Every entry that follows needs to be repeated exactly.

▶ _Listed entries_
▼▼▼

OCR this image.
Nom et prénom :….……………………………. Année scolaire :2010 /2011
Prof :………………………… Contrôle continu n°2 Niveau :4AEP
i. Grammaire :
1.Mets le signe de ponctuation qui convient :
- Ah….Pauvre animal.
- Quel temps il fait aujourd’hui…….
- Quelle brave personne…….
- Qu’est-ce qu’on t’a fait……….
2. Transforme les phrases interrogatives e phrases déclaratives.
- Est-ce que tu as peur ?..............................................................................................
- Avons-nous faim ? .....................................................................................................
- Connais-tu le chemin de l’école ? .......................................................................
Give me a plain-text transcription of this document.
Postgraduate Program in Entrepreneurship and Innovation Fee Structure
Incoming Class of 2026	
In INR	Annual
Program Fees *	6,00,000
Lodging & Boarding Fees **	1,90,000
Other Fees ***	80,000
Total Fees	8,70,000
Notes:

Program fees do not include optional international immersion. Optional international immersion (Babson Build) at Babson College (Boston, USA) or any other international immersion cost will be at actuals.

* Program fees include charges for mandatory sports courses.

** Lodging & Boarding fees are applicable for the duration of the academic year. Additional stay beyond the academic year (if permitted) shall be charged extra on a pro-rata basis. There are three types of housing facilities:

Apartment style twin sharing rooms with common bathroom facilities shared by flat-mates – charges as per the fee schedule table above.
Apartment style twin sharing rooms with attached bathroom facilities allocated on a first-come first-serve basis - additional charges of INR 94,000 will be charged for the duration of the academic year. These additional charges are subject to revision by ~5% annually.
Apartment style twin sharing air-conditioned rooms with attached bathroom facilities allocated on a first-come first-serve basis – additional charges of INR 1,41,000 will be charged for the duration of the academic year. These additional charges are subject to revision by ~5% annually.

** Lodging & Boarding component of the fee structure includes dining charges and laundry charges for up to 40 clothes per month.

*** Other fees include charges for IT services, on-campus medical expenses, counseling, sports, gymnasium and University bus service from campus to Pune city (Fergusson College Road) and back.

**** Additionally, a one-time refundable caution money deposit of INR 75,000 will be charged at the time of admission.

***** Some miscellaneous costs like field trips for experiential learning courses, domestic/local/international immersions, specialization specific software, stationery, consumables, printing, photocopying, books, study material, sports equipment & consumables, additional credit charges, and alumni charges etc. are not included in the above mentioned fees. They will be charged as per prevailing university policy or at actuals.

▲▲▲

▶ _Output_
OCR this image.
Nom et prénom :….……………………………. Année scolaire :2010 /2011
Prof :………………………… Contrôle continu n°2 Niveau :4AEP
i. Grammaire :
1.Mets le signe de ponctuation qui convient :
- Ah….Pauvre animal.
- Quel temps il fait aujourd’hui…….
- Quelle brave personne…….
- Qu’est-ce qu’on t’a fait……….
2. Transforme les phrases interrogatives e phrases déclaratives.
- Est-ce que tu as peur ?..............................................................................................
- Avons-nous faim ? .....................................................................................................
- Connais-tu le chemin de l’école ? .......................................................................
Give me a plain-text transcription of this document.
Postgraduate Program in Entrepreneurship and Innovation Fee Structure
Incoming Class of 2026	
In INR	Annual
Program Fees *	6,00,000
Lodging & Boarding Fees **	1,90,000
Other Fees ***	80,000
Total Fees	8,70,000
Notes:

Program fees do not include optional international immersion. Optional international immersion (Babson Build) at Babson College (Boston, USA) or any other international immersion cost will be at actuals.

* Program fees include charges for mandatory sports courses.

** Lodging & Boarding fees are applicable for the duration of the academic year. Additional stay beyond the academic year (if permitted) shall be charged extra on a pro-rata basis. There are three types of housing facilities:

Apartment style twin sharing rooms with common bathroom facilities shared by flat-mates – charges as per the fee schedule table above.
Apartment style twin sharing rooms with attached bathroom facilities allocated on a first-come first-serve basis - additional charges of INR 94,000 will be charged for the duration of the academic year. These additional charges are subject to revision by ~5% annually.
Apartment style twin sharing air-conditioned rooms with attached bathroom facilities allocated on a first-come first-serve basis – additional charges of INR 1,41,000 will be charged for the duration of the academic year. These additional charges are subject to revision by ~5% annually.

** Lodging & Boarding component of the fee structure includes dining charges and laundry charges for up to 40 clothes per month.

*** Other fees include charges for IT services, on-campus medical expenses, counseling, sports, gymnasium and University bus service from campus to Pune city (Fergusson College Road) and back.

**** Additionally, a one-time refundable caution money deposit of INR 75,000 will be charged at the time of admission.

***** Some miscellaneous costs like field trips for experiential learning courses, domestic/local/international immersions, specialization specific software, stationery, consumables, printing, photocopying, books, study material, sports equipment & consumables, additional credit charges, and alumni charges etc. are not included in the above mentioned fees. They will be charged as per prevailing university policy or at actuals.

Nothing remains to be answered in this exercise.